*MATERIAL TO PROCESS:*
● ● ● ● ●

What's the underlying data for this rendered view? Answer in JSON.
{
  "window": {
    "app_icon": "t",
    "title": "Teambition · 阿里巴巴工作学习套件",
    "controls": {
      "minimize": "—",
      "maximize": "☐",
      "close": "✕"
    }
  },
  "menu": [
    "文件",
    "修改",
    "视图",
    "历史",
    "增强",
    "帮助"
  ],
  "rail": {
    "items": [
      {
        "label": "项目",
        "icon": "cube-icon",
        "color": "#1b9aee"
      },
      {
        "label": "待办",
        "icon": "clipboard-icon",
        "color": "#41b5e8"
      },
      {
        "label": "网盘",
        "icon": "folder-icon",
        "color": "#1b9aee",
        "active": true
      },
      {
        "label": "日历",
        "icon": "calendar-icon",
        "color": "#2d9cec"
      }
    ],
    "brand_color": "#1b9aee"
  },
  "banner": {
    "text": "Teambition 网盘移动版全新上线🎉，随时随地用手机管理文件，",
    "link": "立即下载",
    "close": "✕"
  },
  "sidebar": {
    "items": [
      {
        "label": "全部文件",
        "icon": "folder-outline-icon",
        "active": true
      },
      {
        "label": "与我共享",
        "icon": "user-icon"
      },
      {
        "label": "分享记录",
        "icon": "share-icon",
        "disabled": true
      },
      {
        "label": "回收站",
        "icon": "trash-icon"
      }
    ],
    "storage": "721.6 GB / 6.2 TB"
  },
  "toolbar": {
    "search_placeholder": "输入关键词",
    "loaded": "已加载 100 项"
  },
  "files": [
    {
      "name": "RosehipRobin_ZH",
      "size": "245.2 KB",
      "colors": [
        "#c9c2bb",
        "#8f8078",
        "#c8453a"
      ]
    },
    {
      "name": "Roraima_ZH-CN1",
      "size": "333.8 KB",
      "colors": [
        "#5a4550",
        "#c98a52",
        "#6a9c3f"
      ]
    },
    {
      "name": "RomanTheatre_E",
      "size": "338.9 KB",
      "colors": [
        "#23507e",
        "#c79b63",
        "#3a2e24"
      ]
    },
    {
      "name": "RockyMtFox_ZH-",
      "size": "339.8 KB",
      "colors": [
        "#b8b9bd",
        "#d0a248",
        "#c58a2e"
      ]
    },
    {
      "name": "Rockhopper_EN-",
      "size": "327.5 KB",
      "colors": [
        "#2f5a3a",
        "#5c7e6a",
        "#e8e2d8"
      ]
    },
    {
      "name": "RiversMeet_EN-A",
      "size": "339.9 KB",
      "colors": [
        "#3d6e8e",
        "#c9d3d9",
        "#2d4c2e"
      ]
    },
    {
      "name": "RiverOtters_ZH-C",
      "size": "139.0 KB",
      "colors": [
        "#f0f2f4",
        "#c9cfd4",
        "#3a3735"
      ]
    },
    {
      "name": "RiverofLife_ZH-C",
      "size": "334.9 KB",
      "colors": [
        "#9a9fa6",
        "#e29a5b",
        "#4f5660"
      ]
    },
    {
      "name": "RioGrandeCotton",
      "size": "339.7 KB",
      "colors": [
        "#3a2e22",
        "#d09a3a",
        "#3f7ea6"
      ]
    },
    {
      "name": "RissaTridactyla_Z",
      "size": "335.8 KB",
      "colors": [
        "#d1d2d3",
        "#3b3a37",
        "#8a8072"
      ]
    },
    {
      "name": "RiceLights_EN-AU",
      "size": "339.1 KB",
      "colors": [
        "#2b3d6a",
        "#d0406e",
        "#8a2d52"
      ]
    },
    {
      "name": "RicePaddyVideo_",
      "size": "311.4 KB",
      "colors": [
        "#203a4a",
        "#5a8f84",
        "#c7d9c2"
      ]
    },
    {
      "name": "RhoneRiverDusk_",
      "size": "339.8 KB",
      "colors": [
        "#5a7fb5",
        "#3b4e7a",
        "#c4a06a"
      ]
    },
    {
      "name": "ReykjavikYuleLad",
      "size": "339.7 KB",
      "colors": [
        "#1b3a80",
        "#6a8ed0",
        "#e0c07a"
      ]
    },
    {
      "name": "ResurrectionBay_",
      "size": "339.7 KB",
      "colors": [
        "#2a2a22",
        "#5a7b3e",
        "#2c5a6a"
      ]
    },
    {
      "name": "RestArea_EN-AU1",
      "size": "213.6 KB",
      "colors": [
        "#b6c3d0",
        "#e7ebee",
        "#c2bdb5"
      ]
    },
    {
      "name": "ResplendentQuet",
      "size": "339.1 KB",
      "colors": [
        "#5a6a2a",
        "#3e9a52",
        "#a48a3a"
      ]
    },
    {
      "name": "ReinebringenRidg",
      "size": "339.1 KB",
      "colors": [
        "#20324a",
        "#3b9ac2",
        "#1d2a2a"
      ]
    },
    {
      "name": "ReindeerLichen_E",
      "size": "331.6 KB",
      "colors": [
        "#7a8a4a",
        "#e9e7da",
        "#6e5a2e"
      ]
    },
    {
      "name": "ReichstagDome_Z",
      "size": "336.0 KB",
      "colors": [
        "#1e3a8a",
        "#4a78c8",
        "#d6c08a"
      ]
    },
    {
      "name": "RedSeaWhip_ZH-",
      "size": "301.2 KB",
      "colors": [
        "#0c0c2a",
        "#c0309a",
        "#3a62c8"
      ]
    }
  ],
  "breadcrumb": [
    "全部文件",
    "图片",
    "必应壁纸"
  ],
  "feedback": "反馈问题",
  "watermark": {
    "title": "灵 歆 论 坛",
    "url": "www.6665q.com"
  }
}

● ● ● ● ●

*OBJECTIVE:* Select every line in the records above that contains the word "title".

*COMPLETE OUTPUT:*
    "title": "Teambition · 阿里巴巴工作学习套件",
    "title": "灵 歆 论 坛",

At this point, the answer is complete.